Work required: Restate, word for word, all of the material shown below.

— START —

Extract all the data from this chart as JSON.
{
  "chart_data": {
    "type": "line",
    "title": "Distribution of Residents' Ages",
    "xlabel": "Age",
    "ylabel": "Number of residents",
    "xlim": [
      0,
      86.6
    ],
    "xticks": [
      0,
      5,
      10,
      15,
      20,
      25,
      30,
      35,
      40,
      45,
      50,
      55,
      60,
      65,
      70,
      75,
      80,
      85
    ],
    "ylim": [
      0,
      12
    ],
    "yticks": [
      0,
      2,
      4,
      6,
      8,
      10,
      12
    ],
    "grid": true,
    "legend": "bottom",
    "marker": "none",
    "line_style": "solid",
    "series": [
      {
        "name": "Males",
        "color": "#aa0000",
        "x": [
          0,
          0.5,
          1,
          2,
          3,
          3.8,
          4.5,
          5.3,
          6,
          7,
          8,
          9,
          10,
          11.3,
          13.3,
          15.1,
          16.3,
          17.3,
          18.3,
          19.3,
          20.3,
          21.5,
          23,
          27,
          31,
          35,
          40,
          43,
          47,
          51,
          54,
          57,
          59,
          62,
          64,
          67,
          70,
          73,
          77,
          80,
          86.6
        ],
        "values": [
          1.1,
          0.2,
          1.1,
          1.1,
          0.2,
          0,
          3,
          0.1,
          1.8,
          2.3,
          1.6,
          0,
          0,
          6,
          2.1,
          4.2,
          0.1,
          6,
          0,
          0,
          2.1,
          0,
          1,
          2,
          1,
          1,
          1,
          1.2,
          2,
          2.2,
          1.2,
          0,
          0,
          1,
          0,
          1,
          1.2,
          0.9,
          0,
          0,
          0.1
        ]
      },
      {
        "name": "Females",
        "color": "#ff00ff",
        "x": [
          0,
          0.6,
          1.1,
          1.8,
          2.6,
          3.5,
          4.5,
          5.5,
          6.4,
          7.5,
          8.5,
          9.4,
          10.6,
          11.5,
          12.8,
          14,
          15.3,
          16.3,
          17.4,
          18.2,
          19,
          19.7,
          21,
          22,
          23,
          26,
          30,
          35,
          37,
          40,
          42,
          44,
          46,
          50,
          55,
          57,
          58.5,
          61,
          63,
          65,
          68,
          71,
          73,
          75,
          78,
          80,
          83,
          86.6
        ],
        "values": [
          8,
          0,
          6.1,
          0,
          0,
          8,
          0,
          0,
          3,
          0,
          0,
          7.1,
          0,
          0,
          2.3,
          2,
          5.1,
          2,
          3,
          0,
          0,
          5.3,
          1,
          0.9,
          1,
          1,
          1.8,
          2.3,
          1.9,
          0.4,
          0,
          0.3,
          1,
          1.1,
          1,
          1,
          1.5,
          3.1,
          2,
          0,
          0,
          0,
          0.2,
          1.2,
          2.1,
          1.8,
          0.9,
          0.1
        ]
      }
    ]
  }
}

— END —

Expected output:
Extract all the data from this chart as JSON.
{
  "chart_data": {
    "type": "line",
    "title": "Distribution of Residents' Ages",
    "xlabel": "Age",
    "ylabel": "Number of residents",
    "xlim": [
      0,
      86.6
    ],
    "xticks": [
      0,
      5,
      10,
      15,
      20,
      25,
      30,
      35,
      40,
      45,
      50,
      55,
      60,
      65,
      70,
      75,
      80,
      85
    ],
    "ylim": [
      0,
      12
    ],
    "yticks": [
      0,
      2,
      4,
      6,
      8,
      10,
      12
    ],
    "grid": true,
    "legend": "bottom",
    "marker": "none",
    "line_style": "solid",
    "series": [
      {
        "name": "Males",
        "color": "#aa0000",
        "x": [
          0,
          0.5,
          1,
          2,
          3,
          3.8,
          4.5,
          5.3,
          6,
          7,
          8,
          9,
          10,
          11.3,
          13.3,
          15.1,
          16.3,
          17.3,
          18.3,
          19.3,
          20.3,
          21.5,
          23,
          27,
          31,
          35,
          40,
          43,
          47,
          51,
          54,
          57,
          59,
          62,
          64,
          67,
          70,
          73,
          77,
          80,
          86.6
        ],
        "values": [
          1.1,
          0.2,
          1.1,
          1.1,
          0.2,
          0,
          3,
          0.1,
          1.8,
          2.3,
          1.6,
          0,
          0,
          6,
          2.1,
          4.2,
          0.1,
          6,
          0,
          0,
          2.1,
          0,
          1,
          2,
          1,
          1,
          1,
          1.2,
          2,
          2.2,
          1.2,
          0,
          0,
          1,
          0,
          1,
          1.2,
          0.9,
          0,
          0,
          0.1
        ]
      },
      {
        "name": "Females",
        "color": "#ff00ff",
        "x": [
          0,
          0.6,
          1.1,
          1.8,
          2.6,
          3.5,
          4.5,
          5.5,
          6.4,
          7.5,
          8.5,
          9.4,
          10.6,
          11.5,
          12.8,
          14,
          15.3,
          16.3,
          17.4,
          18.2,
          19,
          19.7,
          21,
          22,
          23,
          26,
          30,
          35,
          37,
          40,
          42,
          44,
          46,
          50,
          55,
          57,
          58.5,
          61,
          63,
          65,
          68,
          71,
          73,
          75,
          78,
          80,
          83,
          86.6
        ],
        "values": [
          8,
          0,
          6.1,
          0,
          0,
          8,
          0,
          0,
          3,
          0,
          0,
          7.1,
          0,
          0,
          2.3,
          2,
          5.1,
          2,
          3,
          0,
          0,
          5.3,
          1,
          0.9,
          1,
          1,
          1.8,
          2.3,
          1.9,
          0.4,
          0,
          0.3,
          1,
          1.1,
          1,
          1,
          1.5,
          3.1,
          2,
          0,
          0,
          0,
          0.2,
          1.2,
          2.1,
          1.8,
          0.9,
          0.1
        ]
      }
    ]
  }
}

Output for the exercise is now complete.